== Estratto della pagina
Aggiungeva, infine, testualmente la Corte di merito:
<<Ovviamente, nella fattispecie non v’è traccia delle, né dibattute
sulle, richiamate condizioni. Inoltre, dalla prima delle ipotesi formulate
dall’ausiliare risulta anche la copertura della quota prevista per i soggetti invalidi>>;
chiariti, pertanto, i termini in cui risolta decisa la controversia dalla Corte
di merito, il primo ricorso è infondato, oltre che inammissibile per omessa
esauriente riproduzione degli atti processuali (specialmente la memoria
difensiva per la resistente in prime cure e successivo ricorso d’appello) ex art. 366 co. 1 nn. 3 e 6 c.p.c., del giudizio di
merito circa l’asserita violazione dei denunciati errores in procedendo, da cui
possa evincersi la prospettata ultroneità dell’accertamento istruttorio
disposto in appello e, quindi, il preteso carattere esplorativo della espletata
c.t.u., laddove d’altro canto nemmeno emerge una indebita inversione dell’onere
probatorio ex art. 2697 c.c. in danno
dell’attrice – appellata (v. peraltro anche Cass. IlI civ. n. 20836 del 14/02 –
21/08/2018, secondo cui nel processo civile d’appello, la struttura devolutiva
del giudizio di impugnazione non determina alcuna inversione dell’onere della
prova a carico del convenuto soccombente in primo grado, il quale, proponendo
appello, non deve provare l’insussistenza dei fatti costitutivi della domanda
attorea, ma è tenuto soltanto a dimostrare la fondatezza dei propri motivi di
gravame mediante una precisa e ben argomentata critica della decisione
impugnata, formulando pertinenti ragioni di dissenso in relazione alla operata
ricostruzione dei fatti ovvero alle questioni di diritto trattate.
====
• **Cosa fare**
A: Secondo l'estratto della sentenza, per quale ragione il primo ricorso è anche inammissibile oltre che infondato?
B: Prosegui l'estratto della sentenza dopo la sua ultima frase.
== Record forniti
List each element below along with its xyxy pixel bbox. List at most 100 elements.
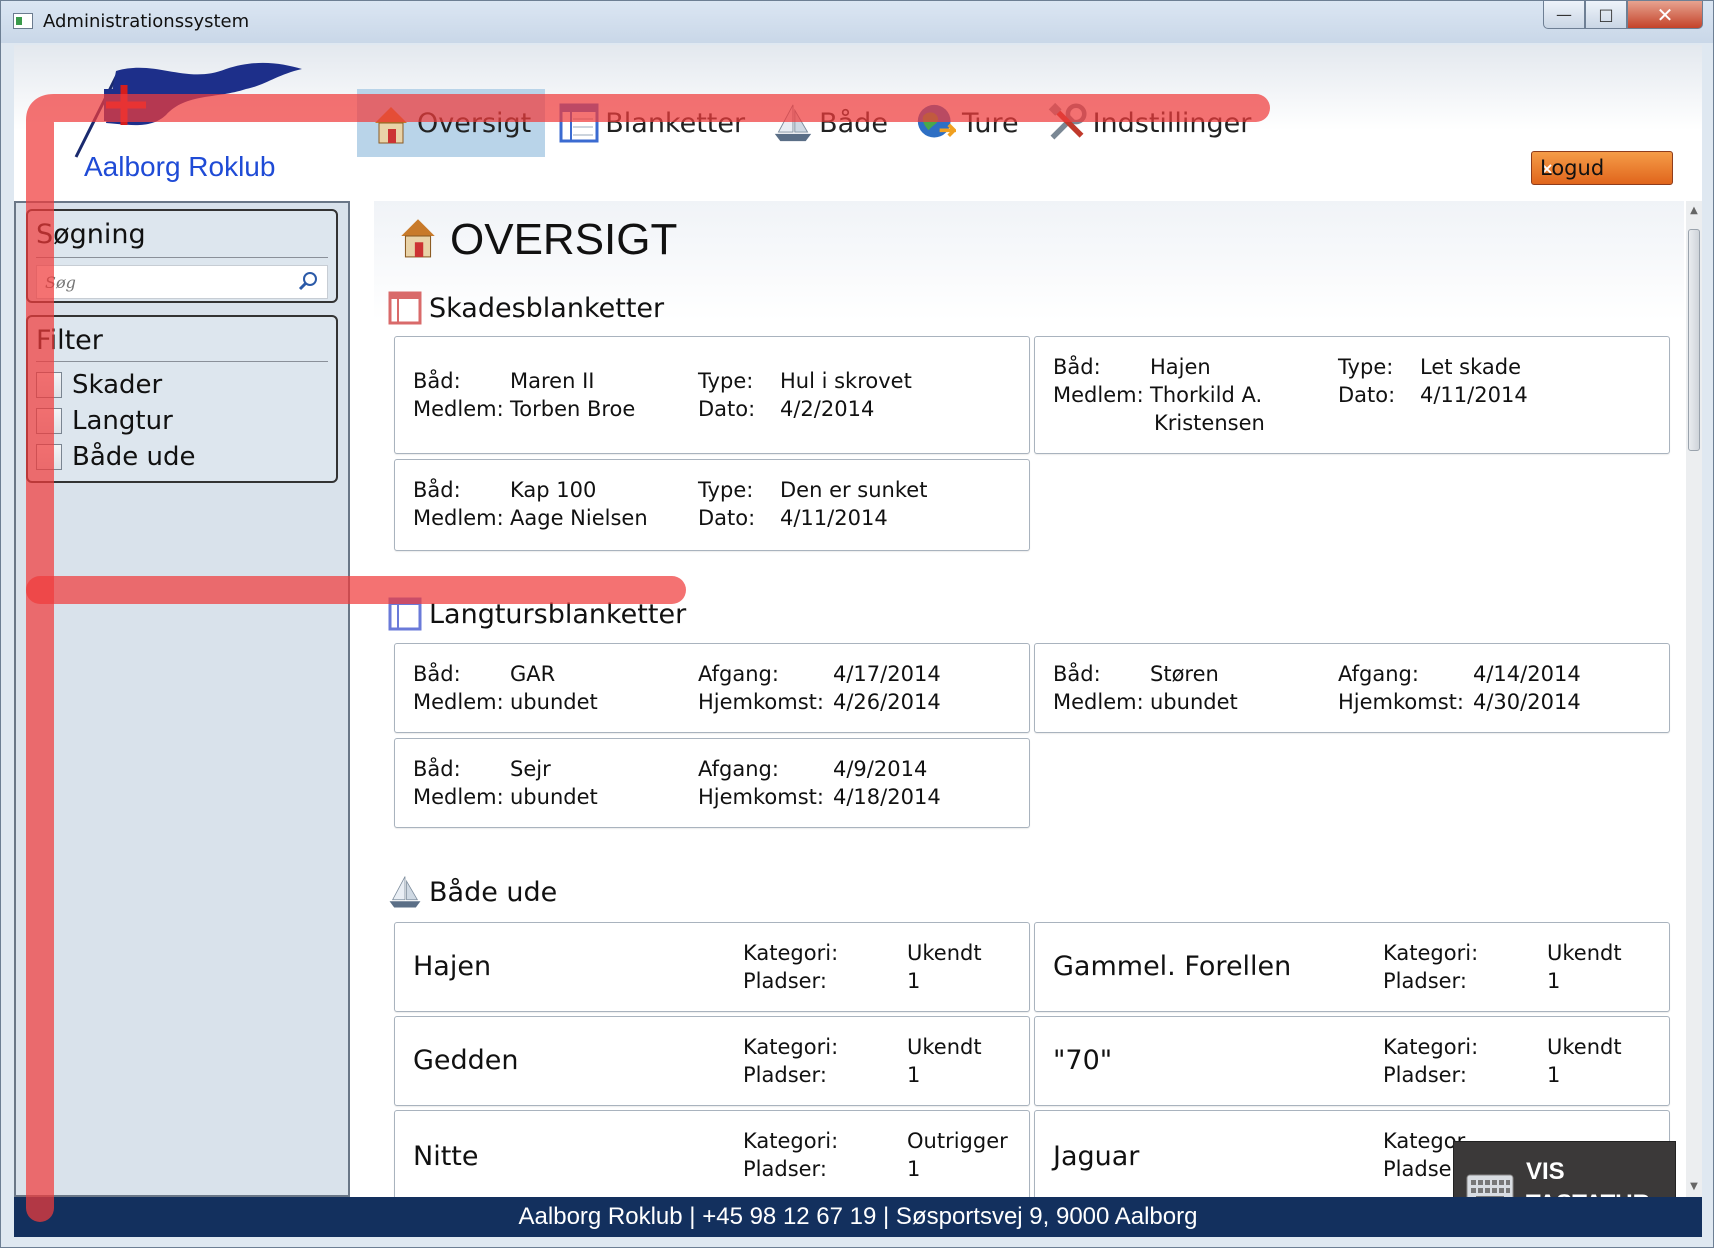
seats-value: 1	[907, 1157, 921, 1181]
return-value: 4/30/2014	[1473, 690, 1581, 714]
nav-tab-oversigt[interactable]: Oversigt	[357, 89, 546, 157]
member-value: Aage Nielsen	[510, 506, 648, 530]
member-value: Torben Broe	[510, 397, 636, 421]
type-value: Let skade	[1420, 355, 1522, 379]
date-value: 4/11/2014	[780, 506, 888, 530]
scroll-up-icon[interactable]: ▲	[1686, 205, 1702, 216]
nav-tab-label: Både	[819, 107, 888, 139]
checkbox[interactable]	[36, 408, 62, 434]
checkbox[interactable]	[36, 372, 62, 398]
section-title-longtrip: Langtursblanketter	[429, 599, 687, 630]
boat-label: Båd:	[1053, 662, 1101, 686]
departure-value: 4/14/2014	[1473, 662, 1581, 686]
divider	[36, 257, 328, 258]
nav-tab-baade[interactable]: Både	[759, 89, 902, 157]
member-value: Thorkild A.	[1150, 383, 1263, 407]
vertical-scrollbar[interactable]: ▲ ▼	[1686, 201, 1702, 1197]
type-value: Den er sunket	[780, 478, 928, 502]
filter-label: Både ude	[72, 442, 196, 472]
category-value: Ukendt	[1547, 941, 1622, 965]
close-button[interactable]: ✕	[1627, 1, 1703, 29]
sailboat-icon	[773, 101, 813, 145]
search-icon[interactable]	[297, 270, 319, 292]
member-label: Medlem:	[413, 397, 504, 421]
departure-value: 4/17/2014	[833, 662, 941, 686]
club-flag-logo	[74, 62, 302, 158]
type-label: Type:	[698, 369, 754, 393]
member-label: Medlem:	[413, 690, 504, 714]
nav-tab-label: Ture	[961, 107, 1019, 139]
form-icon	[388, 597, 422, 631]
boat-name: "70"	[1053, 1045, 1113, 1076]
boat-card[interactable]: Gedden Kategori: Pladser: Ukendt 1	[394, 1016, 1030, 1106]
category-value: Ukendt	[907, 941, 982, 965]
logout-label: Logud	[1540, 156, 1605, 180]
logout-button[interactable]: Logud ×	[1531, 151, 1673, 185]
filter-option-langtur[interactable]: Langtur	[36, 405, 173, 437]
nav-tab-ture[interactable]: Ture	[902, 89, 1033, 157]
search-input[interactable]	[43, 266, 297, 298]
sidebar: Søgning Filter Skader Langtur	[14, 201, 350, 1197]
type-label: Type:	[1338, 355, 1394, 379]
search-box	[36, 265, 328, 299]
departure-label: Afgang:	[698, 662, 779, 686]
damage-card[interactable]: Båd: Medlem: Maren II Torben Broe Type: …	[394, 336, 1030, 454]
main-nav: Oversigt Blanketter Både Ture Indstillin…	[357, 89, 1265, 157]
club-name: Aalborg Roklub	[84, 151, 276, 182]
return-label: Hjemkomst:	[698, 785, 824, 809]
form-icon	[388, 291, 422, 325]
tools-icon	[1047, 101, 1087, 145]
boat-card[interactable]: Hajen Kategori: Pladser: Ukendt 1	[394, 922, 1030, 1012]
seats-label: Pladser:	[743, 969, 827, 993]
boat-card[interactable]: Gammel. Forellen Kategori: Pladser: Uken…	[1034, 922, 1670, 1012]
member-label: Medlem:	[1053, 383, 1144, 407]
boat-card[interactable]: Nitte Kategori: Pladser: Outrigger 1	[394, 1110, 1030, 1197]
nav-tab-blanketter[interactable]: Blanketter	[545, 89, 759, 157]
scroll-down-icon[interactable]: ▼	[1686, 1181, 1702, 1192]
seats-label: Pladser:	[743, 1063, 827, 1087]
scroll-thumb[interactable]	[1688, 229, 1700, 451]
damage-card[interactable]: Båd: Medlem: Hajen Thorkild A. Kristense…	[1034, 336, 1670, 454]
seats-value: 1	[1547, 969, 1561, 993]
seats-label: Pladser:	[743, 1157, 827, 1181]
longtrip-card[interactable]: Båd: Medlem: Sejr ubundet Afgang: Hjemko…	[394, 738, 1030, 828]
longtrip-card[interactable]: Båd: Medlem: Støren ubundet Afgang: Hjem…	[1034, 643, 1670, 733]
section-title-boats-out: Både ude	[429, 877, 558, 908]
category-label: Kategori:	[743, 941, 839, 965]
seats-value: 1	[907, 969, 921, 993]
filter-title: Filter	[36, 325, 103, 356]
application-window: Administrationssystem — □ ✕ Aalborg Rokl…	[0, 0, 1714, 1248]
date-label: Dato:	[698, 397, 756, 421]
category-label: Kategori:	[1383, 1035, 1479, 1059]
filter-option-skader[interactable]: Skader	[36, 369, 162, 401]
date-label: Dato:	[698, 506, 756, 530]
return-value: 4/26/2014	[833, 690, 941, 714]
boat-label: Båd:	[413, 662, 461, 686]
boat-name: Nitte	[413, 1141, 479, 1172]
nav-tab-indstillinger[interactable]: Indstillinger	[1033, 89, 1266, 157]
divider	[36, 361, 328, 362]
boat-name: Gedden	[413, 1045, 519, 1076]
date-value: 4/2/2014	[780, 397, 875, 421]
filter-option-baade-ude[interactable]: Både ude	[36, 441, 196, 473]
longtrip-card[interactable]: Båd: Medlem: GAR ubundet Afgang: Hjemkom…	[394, 643, 1030, 733]
member-value-line2: Kristensen	[1154, 411, 1265, 435]
maximize-button[interactable]: □	[1585, 1, 1627, 29]
checkbox[interactable]	[36, 444, 62, 470]
boat-name: Hajen	[413, 951, 492, 982]
minimize-button[interactable]: —	[1543, 1, 1585, 29]
house-icon	[371, 101, 411, 145]
filter-label: Skader	[72, 370, 163, 400]
category-label: Kategori:	[743, 1129, 839, 1153]
type-value: Hul i skrovet	[780, 369, 912, 393]
boat-value: Støren	[1150, 662, 1219, 686]
nav-tab-label: Indstillinger	[1092, 107, 1252, 139]
boat-card[interactable]: "70" Kategori: Pladser: Ukendt 1	[1034, 1016, 1670, 1106]
main-content: OVERSIGT Skadesblanketter Båd: Medlem: M…	[374, 201, 1684, 1197]
damage-card[interactable]: Båd: Medlem: Kap 100 Aage Nielsen Type: …	[394, 459, 1030, 551]
sailboat-icon	[389, 876, 421, 908]
member-value: ubundet	[510, 690, 598, 714]
footer: Aalborg Roklub | +45 98 12 67 19 | Søspo…	[14, 1197, 1702, 1237]
search-title: Søgning	[36, 219, 146, 250]
boat-label: Båd:	[1053, 355, 1101, 379]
====
• **Risposte ai compiti**
A: Per omessa esauriente riproduzione degli atti processuali, specialmente la memoria difensiva per la resistente in prime cure e il successivo ricorso d'appello, ex art. 366 co. 1 nn. 3 e 6 c.p.c.

B:
Cfr. altresì Cass. lav. n. 18924 del 5/11/2012,
secondo cui nel rito del lavoro, il verificarsi di preclusioni o decadenze in
danno delle parti non osta all’ammissione d’ufficio delle prove, trattandosi di
potere diretto a vincere i dubbi residuati dalle risultanze istruttorie,
ritualmente acquisite agli atti del giudizio di primo grado. Ne consegue che,
essendo la “prova nuova” disposta d’ufficio funzionale al solo
indispensabile approfondimento degli elementi già obbiettivamente presenti nel
processo, non si pone una questione di preclusione o decadenza processuale a carico
della parte. V. pure Cass. lav. n. 19305 del
29/09/2016, secondo cui nel c.d. rito lavoro il potere istruttorio
d’ufficio ex artt. 421 e 437 c.p.c., non è meramente discrezionale, ma
costituisce un potere-dovere da esercitare contemperando il principio
dispositivo con quello della ricerca della verità, sicché il giudice – anche di
appello, qualora reputi insufficienti le prove già acquisite e le risultanze di
causa offrano significativi dati d’indagine, non può arrestarsi al rilievo
formale del difetto di prova ma deve provvedere d’ufficio agli atti istruttori
sollecitati dal materiale probatorio idonei a superare l’incertezza sui fatti
in contestazione, senza che, in tal caso, si verifichi alcun aggiramento di
eventuali preclusioni e decadenze processuali già prodottesi a carico delle
parti, in quanto la prova disposta d’ufficio è solo un approfondimento,
ritenuto indispensabile ai fini del decidere, di elementi probatori già
obiettivamente presenti nella realtà del processo. In senso analogo anche Cass.
lav. n. 278 del 10/01/2005.

V. inoltre Cass. sez. un. civ. n. 11353 del
17/06/2004, per la parte in cui si affermava, ai sensi di quanto disposto dagli
artt. 421 e 437
cod. proc. civ., che l’esercizio del potere d’ufficio del giudice, pur in
presenza di già verificatesi decadenze o preclusioni e pur in assenza di una
esplicita richiesta delle parti in causa, non è meramente discrezionale, ma si
presenta come un potere – dovere, sicché il giudice del lavoro non può
limitarsi a fare meccanica applicazione della regola formale del giudizio
fondata sull’onere della prova, avendo l’obbligo – in ossequio a quanto
prescritto dall’art. 134 cod. proc. civ., ed al
disposto di cui all’art. 111, primo comma, Cost.
sul “giusto processo regolato dalla legge” – di esplicitare le
ragioni per le quali reputi di far ricorso all’uso dei poteri istruttori o,
nonostante la specifica richiesta di una delle parti, ritenga, invece, di non
farvi ricorso.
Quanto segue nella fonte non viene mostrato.